**Aim of the task**
Only the number is wanted: how many lines of the data contain "Temperatura"?

**Recorded data**
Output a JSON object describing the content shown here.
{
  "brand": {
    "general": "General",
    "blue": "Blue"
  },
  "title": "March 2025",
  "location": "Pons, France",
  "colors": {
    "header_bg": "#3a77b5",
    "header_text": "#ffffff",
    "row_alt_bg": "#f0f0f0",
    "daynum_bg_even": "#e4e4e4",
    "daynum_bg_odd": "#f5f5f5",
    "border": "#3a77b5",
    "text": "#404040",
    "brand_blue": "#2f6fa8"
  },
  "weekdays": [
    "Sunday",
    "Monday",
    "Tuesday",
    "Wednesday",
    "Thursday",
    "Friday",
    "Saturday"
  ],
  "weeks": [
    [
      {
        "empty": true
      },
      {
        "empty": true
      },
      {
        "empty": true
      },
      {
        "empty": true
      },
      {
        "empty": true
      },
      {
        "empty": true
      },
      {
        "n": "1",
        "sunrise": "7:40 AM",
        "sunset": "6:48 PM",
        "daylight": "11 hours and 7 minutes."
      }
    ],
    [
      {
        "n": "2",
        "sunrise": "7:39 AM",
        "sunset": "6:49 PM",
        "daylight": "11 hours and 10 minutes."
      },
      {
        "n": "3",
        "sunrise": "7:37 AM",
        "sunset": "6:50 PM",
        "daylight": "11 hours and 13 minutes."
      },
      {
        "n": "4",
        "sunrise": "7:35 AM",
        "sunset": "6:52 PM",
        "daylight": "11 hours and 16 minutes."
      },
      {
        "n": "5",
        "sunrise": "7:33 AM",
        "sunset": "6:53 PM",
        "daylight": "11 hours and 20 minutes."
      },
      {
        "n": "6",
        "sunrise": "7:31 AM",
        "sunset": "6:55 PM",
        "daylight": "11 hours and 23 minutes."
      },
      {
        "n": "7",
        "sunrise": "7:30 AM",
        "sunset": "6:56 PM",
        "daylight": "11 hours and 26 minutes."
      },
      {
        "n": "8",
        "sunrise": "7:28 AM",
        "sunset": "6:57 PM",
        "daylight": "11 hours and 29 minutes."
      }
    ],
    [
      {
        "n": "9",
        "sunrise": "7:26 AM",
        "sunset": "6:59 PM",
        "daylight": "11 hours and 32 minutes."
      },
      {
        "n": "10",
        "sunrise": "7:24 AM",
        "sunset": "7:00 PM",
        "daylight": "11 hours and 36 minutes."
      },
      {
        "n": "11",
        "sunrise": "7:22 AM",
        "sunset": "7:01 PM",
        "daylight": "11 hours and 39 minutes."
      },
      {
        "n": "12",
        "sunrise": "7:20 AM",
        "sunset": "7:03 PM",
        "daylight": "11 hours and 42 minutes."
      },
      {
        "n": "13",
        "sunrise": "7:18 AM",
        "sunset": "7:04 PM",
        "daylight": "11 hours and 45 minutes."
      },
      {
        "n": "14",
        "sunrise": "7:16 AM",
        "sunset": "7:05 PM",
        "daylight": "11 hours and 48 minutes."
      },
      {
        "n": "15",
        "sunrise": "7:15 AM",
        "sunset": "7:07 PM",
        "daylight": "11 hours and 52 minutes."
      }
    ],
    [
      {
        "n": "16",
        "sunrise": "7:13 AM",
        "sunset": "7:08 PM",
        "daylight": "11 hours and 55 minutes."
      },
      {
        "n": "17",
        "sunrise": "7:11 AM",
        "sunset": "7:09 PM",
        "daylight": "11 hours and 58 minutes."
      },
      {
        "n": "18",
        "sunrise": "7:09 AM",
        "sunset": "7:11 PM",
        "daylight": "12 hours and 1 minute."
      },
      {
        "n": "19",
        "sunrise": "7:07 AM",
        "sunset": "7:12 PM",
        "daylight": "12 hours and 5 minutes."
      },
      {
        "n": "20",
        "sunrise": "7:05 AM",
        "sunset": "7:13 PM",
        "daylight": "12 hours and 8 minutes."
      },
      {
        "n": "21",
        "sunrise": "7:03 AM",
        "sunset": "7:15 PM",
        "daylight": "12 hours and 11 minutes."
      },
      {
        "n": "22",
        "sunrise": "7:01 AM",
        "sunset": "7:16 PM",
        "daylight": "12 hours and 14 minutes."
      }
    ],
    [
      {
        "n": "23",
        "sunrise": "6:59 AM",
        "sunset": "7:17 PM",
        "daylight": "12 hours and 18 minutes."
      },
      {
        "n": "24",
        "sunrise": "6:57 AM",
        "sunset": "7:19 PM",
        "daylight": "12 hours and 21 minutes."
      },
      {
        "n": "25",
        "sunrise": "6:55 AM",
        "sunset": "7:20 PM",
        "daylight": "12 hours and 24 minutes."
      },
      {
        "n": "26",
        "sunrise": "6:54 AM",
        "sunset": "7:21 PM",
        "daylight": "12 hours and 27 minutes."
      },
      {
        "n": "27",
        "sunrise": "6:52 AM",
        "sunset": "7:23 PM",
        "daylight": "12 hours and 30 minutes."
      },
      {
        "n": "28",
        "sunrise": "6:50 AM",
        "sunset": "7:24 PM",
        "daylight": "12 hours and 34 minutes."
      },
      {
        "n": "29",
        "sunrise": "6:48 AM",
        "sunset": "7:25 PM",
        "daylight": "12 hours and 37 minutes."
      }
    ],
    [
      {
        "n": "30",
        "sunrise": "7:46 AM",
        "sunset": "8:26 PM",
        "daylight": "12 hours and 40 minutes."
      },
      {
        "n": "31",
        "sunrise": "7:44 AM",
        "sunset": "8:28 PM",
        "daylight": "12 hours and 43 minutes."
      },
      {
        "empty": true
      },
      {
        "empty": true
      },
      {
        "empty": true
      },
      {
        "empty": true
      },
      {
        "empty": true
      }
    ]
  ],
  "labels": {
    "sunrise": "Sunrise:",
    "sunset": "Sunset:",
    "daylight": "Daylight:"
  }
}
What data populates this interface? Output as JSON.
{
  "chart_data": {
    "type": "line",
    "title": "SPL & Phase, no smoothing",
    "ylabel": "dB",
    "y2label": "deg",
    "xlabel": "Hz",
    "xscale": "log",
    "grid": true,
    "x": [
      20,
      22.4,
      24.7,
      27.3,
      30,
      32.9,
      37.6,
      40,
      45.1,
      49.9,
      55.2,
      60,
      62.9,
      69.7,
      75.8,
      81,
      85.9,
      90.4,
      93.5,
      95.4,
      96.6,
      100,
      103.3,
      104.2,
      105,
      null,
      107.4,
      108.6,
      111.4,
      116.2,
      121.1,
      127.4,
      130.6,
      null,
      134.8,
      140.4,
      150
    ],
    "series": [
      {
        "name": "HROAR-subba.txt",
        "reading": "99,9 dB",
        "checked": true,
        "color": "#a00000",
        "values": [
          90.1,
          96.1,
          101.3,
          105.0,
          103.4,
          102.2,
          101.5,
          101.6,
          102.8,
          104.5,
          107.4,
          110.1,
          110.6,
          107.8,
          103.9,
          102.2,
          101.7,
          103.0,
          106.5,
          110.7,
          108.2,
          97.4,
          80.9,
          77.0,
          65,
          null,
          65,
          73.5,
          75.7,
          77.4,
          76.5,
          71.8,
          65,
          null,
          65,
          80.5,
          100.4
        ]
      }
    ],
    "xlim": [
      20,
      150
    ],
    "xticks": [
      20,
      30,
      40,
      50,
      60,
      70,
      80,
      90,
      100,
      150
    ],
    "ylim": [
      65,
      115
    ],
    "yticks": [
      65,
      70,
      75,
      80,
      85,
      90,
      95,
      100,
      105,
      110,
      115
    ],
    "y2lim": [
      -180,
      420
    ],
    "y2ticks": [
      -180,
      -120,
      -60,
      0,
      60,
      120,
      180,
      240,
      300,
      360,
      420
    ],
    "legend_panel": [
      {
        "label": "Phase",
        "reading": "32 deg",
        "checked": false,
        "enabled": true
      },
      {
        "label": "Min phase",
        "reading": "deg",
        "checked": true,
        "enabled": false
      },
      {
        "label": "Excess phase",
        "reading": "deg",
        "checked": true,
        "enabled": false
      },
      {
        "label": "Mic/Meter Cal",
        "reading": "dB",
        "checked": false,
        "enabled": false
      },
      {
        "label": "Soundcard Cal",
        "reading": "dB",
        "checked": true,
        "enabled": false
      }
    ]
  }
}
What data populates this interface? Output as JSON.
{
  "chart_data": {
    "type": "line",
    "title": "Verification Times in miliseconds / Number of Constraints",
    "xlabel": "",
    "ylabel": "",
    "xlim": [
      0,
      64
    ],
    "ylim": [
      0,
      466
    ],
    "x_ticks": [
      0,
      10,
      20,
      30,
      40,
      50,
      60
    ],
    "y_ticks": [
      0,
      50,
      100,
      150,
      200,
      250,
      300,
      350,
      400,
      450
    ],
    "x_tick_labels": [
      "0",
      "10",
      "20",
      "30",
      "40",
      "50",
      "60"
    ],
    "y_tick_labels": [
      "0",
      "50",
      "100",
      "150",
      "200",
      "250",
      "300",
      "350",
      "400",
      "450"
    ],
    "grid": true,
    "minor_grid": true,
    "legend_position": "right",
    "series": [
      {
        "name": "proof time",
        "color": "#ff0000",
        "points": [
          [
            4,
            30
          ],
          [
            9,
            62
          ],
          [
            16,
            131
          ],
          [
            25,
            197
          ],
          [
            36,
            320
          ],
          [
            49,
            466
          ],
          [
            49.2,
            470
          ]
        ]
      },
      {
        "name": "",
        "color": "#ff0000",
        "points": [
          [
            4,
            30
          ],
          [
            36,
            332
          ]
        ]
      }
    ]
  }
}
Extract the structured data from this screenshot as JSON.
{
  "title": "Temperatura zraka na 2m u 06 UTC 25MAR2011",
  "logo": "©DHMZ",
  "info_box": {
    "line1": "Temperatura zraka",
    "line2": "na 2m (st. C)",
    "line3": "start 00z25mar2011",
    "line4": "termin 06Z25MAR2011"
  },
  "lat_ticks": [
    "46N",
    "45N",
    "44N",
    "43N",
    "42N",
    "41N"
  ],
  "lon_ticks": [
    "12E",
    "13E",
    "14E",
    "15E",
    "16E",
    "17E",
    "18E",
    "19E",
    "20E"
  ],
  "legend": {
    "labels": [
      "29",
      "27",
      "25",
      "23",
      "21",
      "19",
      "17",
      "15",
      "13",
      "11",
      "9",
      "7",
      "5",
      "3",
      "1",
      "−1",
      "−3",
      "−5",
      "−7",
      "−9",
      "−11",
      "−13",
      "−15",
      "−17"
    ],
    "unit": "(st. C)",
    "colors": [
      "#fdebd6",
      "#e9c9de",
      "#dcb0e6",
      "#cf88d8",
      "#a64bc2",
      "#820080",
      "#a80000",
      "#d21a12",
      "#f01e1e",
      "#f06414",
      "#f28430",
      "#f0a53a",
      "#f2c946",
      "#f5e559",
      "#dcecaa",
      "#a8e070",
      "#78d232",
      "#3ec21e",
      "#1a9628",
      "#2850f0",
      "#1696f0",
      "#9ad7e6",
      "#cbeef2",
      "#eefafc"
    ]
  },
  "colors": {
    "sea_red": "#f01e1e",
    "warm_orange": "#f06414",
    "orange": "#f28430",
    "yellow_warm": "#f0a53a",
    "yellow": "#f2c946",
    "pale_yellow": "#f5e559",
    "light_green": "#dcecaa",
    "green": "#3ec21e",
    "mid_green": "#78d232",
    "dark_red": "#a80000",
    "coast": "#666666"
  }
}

**Output of the exercise**
2